- YOUR INSTRUCTIONS
Write out the records word for word, with no pictures.
---+---
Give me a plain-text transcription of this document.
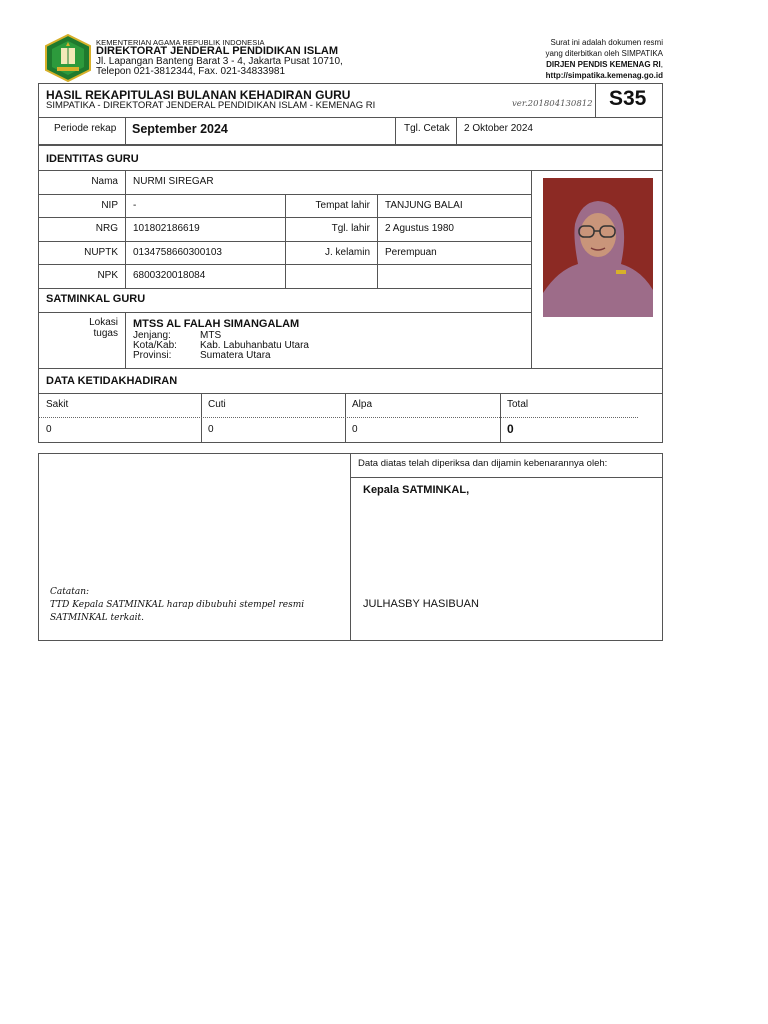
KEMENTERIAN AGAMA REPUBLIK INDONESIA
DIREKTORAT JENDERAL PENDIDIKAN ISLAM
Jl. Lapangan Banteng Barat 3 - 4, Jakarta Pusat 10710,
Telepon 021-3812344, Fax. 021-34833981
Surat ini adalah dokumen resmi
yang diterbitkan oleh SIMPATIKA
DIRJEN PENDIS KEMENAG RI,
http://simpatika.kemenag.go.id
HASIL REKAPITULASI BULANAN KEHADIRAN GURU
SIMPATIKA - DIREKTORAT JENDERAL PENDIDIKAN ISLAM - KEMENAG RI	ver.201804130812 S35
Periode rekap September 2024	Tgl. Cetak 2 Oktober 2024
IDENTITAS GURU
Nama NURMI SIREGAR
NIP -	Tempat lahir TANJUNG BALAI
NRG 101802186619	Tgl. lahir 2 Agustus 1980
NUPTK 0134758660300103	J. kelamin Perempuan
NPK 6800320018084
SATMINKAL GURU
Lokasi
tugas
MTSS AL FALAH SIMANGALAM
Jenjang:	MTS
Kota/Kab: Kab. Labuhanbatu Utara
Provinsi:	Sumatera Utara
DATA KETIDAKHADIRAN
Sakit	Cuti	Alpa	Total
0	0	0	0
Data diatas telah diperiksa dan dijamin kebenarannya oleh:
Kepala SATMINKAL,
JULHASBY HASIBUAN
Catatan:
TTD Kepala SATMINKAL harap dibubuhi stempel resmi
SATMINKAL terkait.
---+---
- TASK OUTPUT
Give me a plain-text transcription of this document.
KEMENTERIAN AGAMA REPUBLIK INDONESIA
DIREKTORAT JENDERAL PENDIDIKAN ISLAM
Jl. Lapangan Banteng Barat 3 - 4, Jakarta Pusat 10710,
Telepon 021-3812344, Fax. 021-34833981
Surat ini adalah dokumen resmi
yang diterbitkan oleh SIMPATIKA
DIRJEN PENDIS KEMENAG RI,
http://simpatika.kemenag.go.id
HASIL REKAPITULASI BULANAN KEHADIRAN GURU
SIMPATIKA - DIREKTORAT JENDERAL PENDIDIKAN ISLAM - KEMENAG RI	ver.201804130812 S35
Periode rekap September 2024	Tgl. Cetak 2 Oktober 2024
IDENTITAS GURU
Nama NURMI SIREGAR
NIP -	Tempat lahir TANJUNG BALAI
NRG 101802186619	Tgl. lahir 2 Agustus 1980
NUPTK 0134758660300103	J. kelamin Perempuan
NPK 6800320018084
SATMINKAL GURU
Lokasi
tugas
MTSS AL FALAH SIMANGALAM
Jenjang:	MTS
Kota/Kab: Kab. Labuhanbatu Utara
Provinsi:	Sumatera Utara
DATA KETIDAKHADIRAN
Sakit	Cuti	Alpa	Total
0	0	0	0
Data diatas telah diperiksa dan dijamin kebenarannya oleh:
Kepala SATMINKAL,
JULHASBY HASIBUAN
Catatan:
TTD Kepala SATMINKAL harap dibubuhi stempel resmi
SATMINKAL terkait.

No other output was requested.